* [WHAT IS EXPECTED]: Restate the full listing word for word and leave the pictures out.

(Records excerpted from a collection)
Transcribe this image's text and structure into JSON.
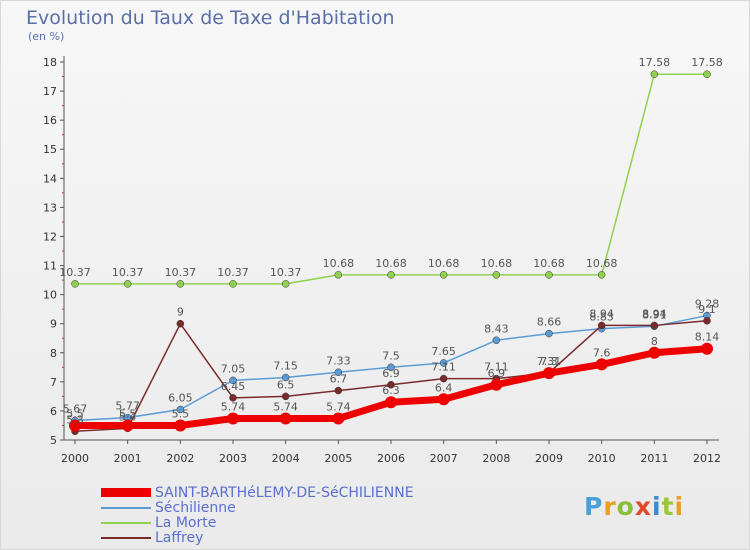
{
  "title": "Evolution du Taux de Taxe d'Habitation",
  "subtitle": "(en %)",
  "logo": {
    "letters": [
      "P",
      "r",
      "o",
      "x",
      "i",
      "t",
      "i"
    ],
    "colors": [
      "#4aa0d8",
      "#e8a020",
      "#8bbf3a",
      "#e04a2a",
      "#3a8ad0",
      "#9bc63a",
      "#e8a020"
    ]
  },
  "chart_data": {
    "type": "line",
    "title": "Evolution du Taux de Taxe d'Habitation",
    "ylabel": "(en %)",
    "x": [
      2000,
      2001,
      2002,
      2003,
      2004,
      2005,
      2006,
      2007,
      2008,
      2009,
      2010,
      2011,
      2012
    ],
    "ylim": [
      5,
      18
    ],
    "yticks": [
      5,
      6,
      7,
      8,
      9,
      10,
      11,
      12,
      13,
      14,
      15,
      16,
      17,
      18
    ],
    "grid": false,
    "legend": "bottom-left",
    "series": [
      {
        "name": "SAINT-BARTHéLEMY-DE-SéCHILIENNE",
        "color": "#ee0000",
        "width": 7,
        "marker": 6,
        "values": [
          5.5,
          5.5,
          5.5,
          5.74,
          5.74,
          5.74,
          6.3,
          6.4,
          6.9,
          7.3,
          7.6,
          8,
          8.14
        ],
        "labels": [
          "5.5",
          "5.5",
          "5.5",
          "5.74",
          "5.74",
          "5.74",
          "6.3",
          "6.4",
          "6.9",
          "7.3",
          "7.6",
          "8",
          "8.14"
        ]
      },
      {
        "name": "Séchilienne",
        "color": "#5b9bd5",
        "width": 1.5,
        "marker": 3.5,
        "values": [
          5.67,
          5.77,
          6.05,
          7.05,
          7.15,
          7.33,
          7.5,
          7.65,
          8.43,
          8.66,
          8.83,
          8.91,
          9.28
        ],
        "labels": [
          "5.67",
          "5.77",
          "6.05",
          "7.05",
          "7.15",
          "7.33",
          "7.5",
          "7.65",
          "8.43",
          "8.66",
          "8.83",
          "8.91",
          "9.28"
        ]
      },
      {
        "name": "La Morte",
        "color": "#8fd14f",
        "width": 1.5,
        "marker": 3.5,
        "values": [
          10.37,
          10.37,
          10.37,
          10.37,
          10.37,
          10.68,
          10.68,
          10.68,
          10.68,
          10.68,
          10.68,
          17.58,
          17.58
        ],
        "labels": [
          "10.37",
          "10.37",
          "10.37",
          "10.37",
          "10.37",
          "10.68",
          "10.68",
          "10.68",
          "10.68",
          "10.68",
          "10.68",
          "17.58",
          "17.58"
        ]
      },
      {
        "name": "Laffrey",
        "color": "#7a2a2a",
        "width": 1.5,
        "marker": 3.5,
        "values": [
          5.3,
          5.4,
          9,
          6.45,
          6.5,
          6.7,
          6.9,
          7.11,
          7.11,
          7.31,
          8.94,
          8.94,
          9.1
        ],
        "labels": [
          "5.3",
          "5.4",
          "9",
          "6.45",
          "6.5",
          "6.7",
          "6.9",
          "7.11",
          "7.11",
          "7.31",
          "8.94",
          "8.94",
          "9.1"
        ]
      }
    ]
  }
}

* [ANSWER FOR THIS EXERCISE]:
Transcribe this image's text and structure into JSON.
{
  "title": "Evolution du Taux de Taxe d'Habitation",
  "subtitle": "(en %)",
  "logo": {
    "letters": [
      "P",
      "r",
      "o",
      "x",
      "i",
      "t",
      "i"
    ],
    "colors": [
      "#4aa0d8",
      "#e8a020",
      "#8bbf3a",
      "#e04a2a",
      "#3a8ad0",
      "#9bc63a",
      "#e8a020"
    ]
  },
  "chart_data": {
    "type": "line",
    "title": "Evolution du Taux de Taxe d'Habitation",
    "ylabel": "(en %)",
    "x": [
      2000,
      2001,
      2002,
      2003,
      2004,
      2005,
      2006,
      2007,
      2008,
      2009,
      2010,
      2011,
      2012
    ],
    "ylim": [
      5,
      18
    ],
    "yticks": [
      5,
      6,
      7,
      8,
      9,
      10,
      11,
      12,
      13,
      14,
      15,
      16,
      17,
      18
    ],
    "grid": false,
    "legend": "bottom-left",
    "series": [
      {
        "name": "SAINT-BARTHéLEMY-DE-SéCHILIENNE",
        "color": "#ee0000",
        "width": 7,
        "marker": 6,
        "values": [
          5.5,
          5.5,
          5.5,
          5.74,
          5.74,
          5.74,
          6.3,
          6.4,
          6.9,
          7.3,
          7.6,
          8,
          8.14
        ],
        "labels": [
          "5.5",
          "5.5",
          "5.5",
          "5.74",
          "5.74",
          "5.74",
          "6.3",
          "6.4",
          "6.9",
          "7.3",
          "7.6",
          "8",
          "8.14"
        ]
      },
      {
        "name": "Séchilienne",
        "color": "#5b9bd5",
        "width": 1.5,
        "marker": 3.5,
        "values": [
          5.67,
          5.77,
          6.05,
          7.05,
          7.15,
          7.33,
          7.5,
          7.65,
          8.43,
          8.66,
          8.83,
          8.91,
          9.28
        ],
        "labels": [
          "5.67",
          "5.77",
          "6.05",
          "7.05",
          "7.15",
          "7.33",
          "7.5",
          "7.65",
          "8.43",
          "8.66",
          "8.83",
          "8.91",
          "9.28"
        ]
      },
      {
        "name": "La Morte",
        "color": "#8fd14f",
        "width": 1.5,
        "marker": 3.5,
        "values": [
          10.37,
          10.37,
          10.37,
          10.37,
          10.37,
          10.68,
          10.68,
          10.68,
          10.68,
          10.68,
          10.68,
          17.58,
          17.58
        ],
        "labels": [
          "10.37",
          "10.37",
          "10.37",
          "10.37",
          "10.37",
          "10.68",
          "10.68",
          "10.68",
          "10.68",
          "10.68",
          "10.68",
          "17.58",
          "17.58"
        ]
      },
      {
        "name": "Laffrey",
        "color": "#7a2a2a",
        "width": 1.5,
        "marker": 3.5,
        "values": [
          5.3,
          5.4,
          9,
          6.45,
          6.5,
          6.7,
          6.9,
          7.11,
          7.11,
          7.31,
          8.94,
          8.94,
          9.1
        ],
        "labels": [
          "5.3",
          "5.4",
          "9",
          "6.45",
          "6.5",
          "6.7",
          "6.9",
          "7.11",
          "7.11",
          "7.31",
          "8.94",
          "8.94",
          "9.1"
        ]
      }
    ]
  }
}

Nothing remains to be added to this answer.